Extracted records
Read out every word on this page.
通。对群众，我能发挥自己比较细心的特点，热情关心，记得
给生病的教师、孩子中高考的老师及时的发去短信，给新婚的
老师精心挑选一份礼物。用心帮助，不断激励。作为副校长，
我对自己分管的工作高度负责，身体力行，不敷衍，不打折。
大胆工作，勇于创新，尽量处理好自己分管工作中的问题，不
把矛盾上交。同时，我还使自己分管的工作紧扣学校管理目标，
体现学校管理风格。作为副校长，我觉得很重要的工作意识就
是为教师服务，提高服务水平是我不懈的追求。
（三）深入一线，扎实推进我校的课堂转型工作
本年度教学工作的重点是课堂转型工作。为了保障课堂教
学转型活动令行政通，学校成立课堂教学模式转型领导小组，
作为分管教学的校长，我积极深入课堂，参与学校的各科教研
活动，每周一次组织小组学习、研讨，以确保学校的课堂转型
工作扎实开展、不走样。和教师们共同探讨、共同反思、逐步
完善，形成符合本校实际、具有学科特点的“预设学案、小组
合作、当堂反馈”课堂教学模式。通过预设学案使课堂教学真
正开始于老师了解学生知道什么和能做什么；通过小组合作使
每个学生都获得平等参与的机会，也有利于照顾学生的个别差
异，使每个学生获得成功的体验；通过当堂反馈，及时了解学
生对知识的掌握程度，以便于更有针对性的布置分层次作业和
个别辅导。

...

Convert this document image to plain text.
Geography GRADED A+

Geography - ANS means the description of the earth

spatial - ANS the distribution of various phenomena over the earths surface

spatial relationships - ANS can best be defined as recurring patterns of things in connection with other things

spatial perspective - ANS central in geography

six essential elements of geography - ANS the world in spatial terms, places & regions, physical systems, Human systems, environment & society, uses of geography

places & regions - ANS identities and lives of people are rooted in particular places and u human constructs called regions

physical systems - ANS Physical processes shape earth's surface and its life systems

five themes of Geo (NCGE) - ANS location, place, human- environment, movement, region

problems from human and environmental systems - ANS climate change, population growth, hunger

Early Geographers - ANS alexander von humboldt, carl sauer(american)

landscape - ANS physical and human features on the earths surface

---

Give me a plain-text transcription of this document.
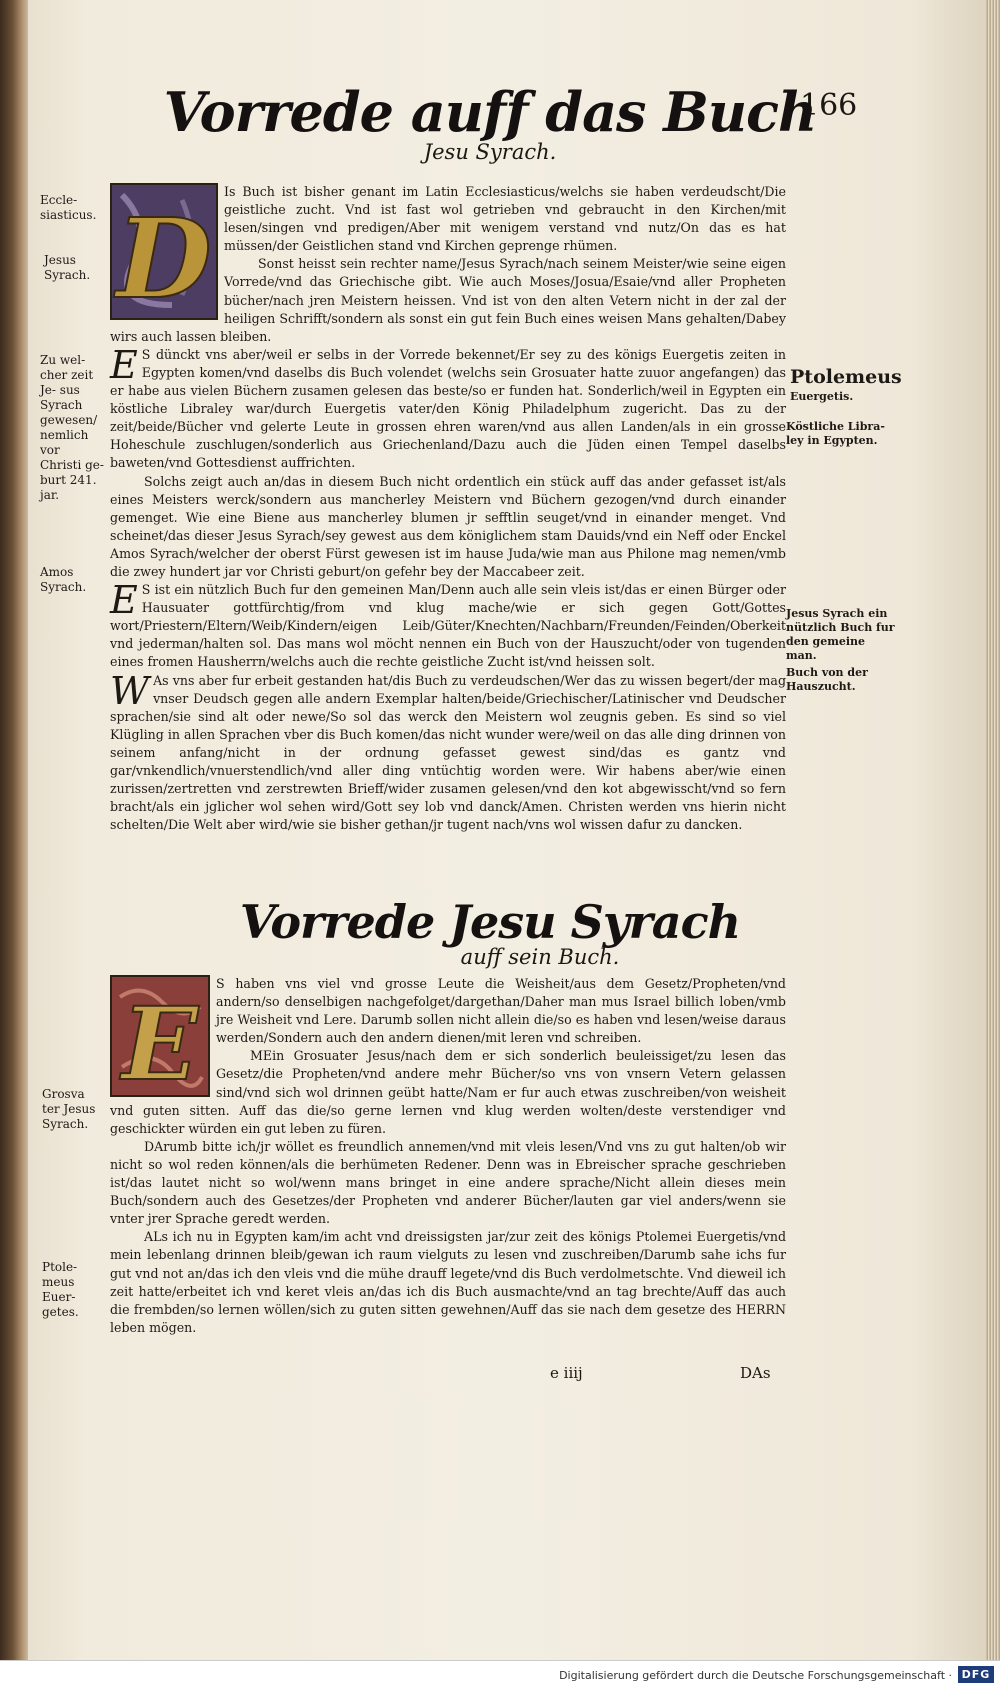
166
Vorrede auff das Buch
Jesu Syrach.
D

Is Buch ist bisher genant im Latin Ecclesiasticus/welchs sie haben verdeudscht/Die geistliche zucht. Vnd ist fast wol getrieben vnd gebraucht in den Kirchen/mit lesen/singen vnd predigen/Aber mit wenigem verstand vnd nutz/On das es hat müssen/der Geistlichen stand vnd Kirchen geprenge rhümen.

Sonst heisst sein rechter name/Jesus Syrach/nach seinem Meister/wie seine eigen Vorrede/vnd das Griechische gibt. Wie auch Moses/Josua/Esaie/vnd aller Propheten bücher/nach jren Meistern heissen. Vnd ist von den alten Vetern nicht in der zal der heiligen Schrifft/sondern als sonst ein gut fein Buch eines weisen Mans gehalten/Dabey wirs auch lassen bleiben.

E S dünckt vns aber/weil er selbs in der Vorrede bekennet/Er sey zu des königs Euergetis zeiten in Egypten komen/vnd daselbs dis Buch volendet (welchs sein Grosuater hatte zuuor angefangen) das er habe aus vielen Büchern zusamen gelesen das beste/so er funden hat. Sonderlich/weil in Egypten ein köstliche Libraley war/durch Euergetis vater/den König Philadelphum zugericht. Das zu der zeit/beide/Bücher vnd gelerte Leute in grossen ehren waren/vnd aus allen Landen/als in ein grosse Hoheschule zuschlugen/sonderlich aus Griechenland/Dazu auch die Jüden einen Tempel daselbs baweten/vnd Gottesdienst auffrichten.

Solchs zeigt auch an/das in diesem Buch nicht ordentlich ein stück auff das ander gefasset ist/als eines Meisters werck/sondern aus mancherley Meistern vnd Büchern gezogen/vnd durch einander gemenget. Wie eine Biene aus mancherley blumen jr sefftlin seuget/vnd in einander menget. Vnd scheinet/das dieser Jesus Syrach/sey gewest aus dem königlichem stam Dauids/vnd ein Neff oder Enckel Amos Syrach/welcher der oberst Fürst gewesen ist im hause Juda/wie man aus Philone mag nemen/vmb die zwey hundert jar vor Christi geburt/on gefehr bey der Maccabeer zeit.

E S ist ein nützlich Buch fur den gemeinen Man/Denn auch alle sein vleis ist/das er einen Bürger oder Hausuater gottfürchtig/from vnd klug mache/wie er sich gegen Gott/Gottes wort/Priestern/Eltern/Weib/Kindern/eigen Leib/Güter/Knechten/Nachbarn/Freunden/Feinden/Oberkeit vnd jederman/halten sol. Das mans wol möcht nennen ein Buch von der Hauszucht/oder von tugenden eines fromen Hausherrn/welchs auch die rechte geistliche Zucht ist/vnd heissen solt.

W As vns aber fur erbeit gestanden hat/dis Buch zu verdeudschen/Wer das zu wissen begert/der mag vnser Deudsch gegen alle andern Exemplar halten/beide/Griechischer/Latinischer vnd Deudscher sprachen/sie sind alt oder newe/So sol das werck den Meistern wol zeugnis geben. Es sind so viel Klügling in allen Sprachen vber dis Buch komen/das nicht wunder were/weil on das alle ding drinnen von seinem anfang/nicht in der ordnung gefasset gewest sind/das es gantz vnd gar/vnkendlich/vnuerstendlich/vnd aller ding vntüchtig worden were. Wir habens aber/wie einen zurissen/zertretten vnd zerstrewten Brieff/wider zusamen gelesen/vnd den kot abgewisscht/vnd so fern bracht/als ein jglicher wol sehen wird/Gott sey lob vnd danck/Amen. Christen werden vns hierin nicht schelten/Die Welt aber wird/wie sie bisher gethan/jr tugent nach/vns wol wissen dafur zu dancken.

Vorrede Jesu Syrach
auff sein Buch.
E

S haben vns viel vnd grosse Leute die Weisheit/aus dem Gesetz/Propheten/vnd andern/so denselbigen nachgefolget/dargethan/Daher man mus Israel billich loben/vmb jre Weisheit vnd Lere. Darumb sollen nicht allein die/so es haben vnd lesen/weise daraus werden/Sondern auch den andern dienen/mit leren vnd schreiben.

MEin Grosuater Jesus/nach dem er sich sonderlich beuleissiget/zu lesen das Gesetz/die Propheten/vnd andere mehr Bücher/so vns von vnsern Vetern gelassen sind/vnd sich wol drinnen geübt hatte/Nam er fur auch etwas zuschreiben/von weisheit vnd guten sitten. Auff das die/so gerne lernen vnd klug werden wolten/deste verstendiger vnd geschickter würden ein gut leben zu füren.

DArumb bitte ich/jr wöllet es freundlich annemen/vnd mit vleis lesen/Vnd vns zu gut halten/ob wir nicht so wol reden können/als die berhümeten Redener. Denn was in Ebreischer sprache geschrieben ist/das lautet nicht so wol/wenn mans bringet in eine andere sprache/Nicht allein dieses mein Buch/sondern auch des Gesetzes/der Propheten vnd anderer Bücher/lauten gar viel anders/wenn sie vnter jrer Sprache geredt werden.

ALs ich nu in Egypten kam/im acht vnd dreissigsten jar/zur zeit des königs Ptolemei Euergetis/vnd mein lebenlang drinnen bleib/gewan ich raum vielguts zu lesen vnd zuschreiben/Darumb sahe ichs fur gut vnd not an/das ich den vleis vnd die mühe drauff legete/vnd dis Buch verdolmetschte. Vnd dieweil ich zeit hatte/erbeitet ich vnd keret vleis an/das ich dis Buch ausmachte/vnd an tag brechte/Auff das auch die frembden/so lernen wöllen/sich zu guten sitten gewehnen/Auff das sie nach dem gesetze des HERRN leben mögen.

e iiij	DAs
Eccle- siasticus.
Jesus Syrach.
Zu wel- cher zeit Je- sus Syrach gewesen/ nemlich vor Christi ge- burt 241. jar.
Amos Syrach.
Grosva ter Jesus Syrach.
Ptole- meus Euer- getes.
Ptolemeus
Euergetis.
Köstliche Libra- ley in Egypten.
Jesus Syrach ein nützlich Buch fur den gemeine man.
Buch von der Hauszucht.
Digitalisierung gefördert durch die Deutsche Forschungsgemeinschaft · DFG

● OBJECTIVE
Extract from the data every line where "spatial" shows up.

● COMPLETE RESPONSE
spatial - ANS the distribution of various phenomena over the earths surface
spatial relationships - ANS can best be defined as recurring patterns of things in connection with other things
spatial perspective - ANS central in geography
six essential elements of geography - ANS the world in spatial terms, places & regions, physical systems, Human systems, environment & society, uses of geography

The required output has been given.